## begin Data entries

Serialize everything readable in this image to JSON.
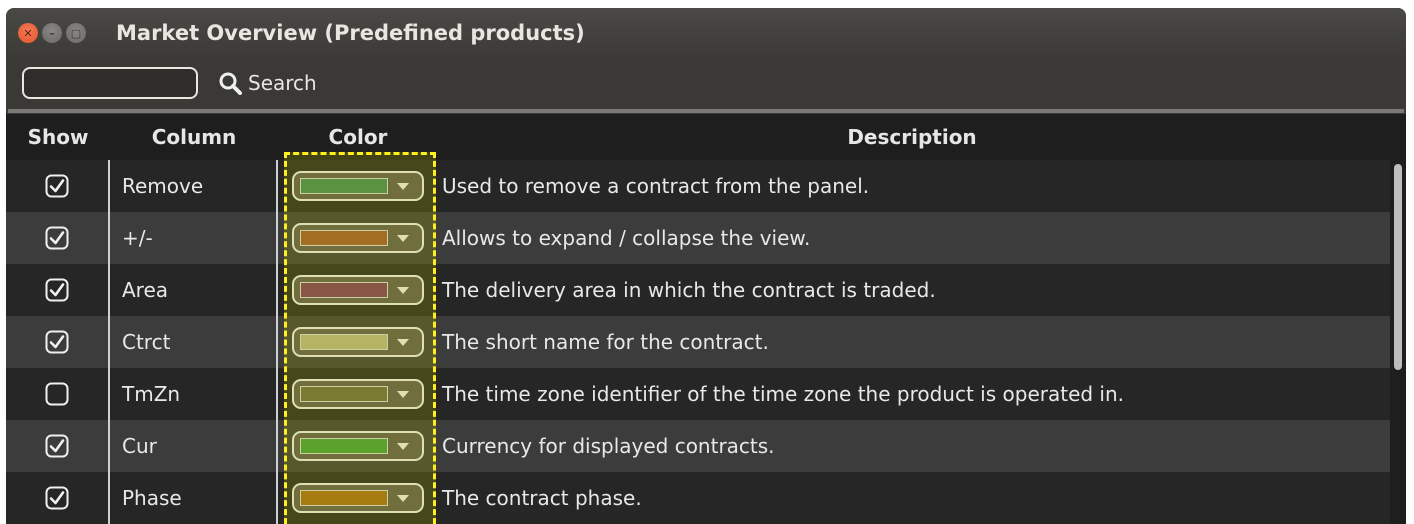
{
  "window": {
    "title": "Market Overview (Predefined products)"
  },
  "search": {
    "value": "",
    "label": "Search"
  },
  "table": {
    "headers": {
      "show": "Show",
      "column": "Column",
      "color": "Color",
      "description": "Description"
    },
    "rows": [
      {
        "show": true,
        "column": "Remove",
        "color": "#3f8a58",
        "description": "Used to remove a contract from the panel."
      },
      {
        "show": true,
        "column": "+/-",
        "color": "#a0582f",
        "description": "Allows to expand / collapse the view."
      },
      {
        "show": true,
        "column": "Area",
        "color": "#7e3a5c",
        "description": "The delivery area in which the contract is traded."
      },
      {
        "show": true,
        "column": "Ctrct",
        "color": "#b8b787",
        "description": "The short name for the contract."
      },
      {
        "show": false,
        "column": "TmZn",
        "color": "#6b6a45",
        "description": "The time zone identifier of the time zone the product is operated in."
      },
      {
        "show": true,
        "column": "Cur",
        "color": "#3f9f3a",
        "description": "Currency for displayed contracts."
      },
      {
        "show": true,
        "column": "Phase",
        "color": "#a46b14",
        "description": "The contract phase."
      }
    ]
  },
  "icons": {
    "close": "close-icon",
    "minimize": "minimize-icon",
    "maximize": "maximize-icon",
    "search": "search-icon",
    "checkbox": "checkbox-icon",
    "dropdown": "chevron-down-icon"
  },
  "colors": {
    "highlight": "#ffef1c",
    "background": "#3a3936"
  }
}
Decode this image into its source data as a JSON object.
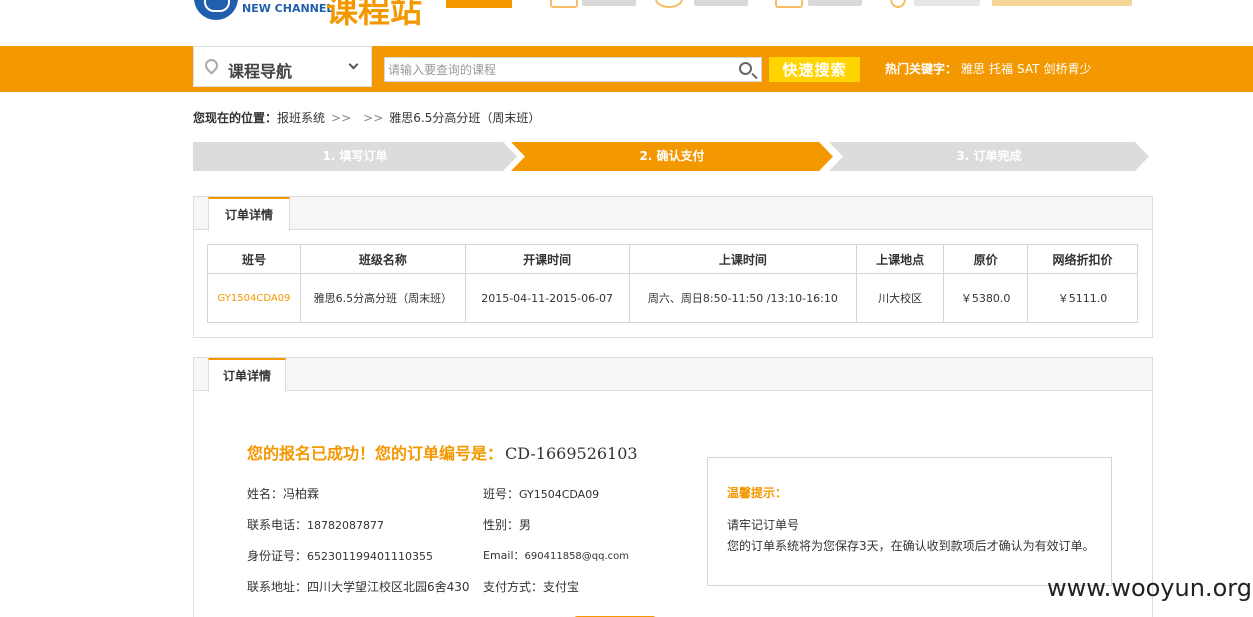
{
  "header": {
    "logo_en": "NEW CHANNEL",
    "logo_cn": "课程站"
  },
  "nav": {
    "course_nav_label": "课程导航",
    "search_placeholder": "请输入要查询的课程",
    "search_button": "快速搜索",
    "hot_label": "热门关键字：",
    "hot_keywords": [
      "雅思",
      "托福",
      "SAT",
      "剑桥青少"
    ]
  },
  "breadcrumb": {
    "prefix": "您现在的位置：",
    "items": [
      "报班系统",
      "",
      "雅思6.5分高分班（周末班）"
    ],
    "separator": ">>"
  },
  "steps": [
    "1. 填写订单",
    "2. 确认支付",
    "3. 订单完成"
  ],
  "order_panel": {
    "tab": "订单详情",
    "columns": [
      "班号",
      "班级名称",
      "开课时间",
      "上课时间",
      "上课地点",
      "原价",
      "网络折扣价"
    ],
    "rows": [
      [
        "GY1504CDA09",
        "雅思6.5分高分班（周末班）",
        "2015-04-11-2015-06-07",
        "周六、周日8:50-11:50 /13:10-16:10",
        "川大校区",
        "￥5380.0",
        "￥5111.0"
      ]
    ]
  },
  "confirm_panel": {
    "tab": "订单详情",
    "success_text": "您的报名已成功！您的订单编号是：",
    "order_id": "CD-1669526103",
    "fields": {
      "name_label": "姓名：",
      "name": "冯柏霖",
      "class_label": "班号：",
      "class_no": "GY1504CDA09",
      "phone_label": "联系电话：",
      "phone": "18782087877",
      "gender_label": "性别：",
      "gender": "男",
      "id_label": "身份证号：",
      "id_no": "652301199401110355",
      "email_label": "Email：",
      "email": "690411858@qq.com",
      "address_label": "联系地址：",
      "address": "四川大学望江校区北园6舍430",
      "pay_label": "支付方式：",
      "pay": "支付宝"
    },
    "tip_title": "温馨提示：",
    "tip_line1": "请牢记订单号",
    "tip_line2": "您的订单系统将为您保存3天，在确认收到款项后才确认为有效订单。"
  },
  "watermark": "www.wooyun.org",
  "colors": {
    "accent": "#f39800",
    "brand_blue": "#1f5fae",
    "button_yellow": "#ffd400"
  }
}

## end Data entries

[What the exercise asks] Count how many lines in the data contain the word "JSON", giving the number without comment.

[Task result] 2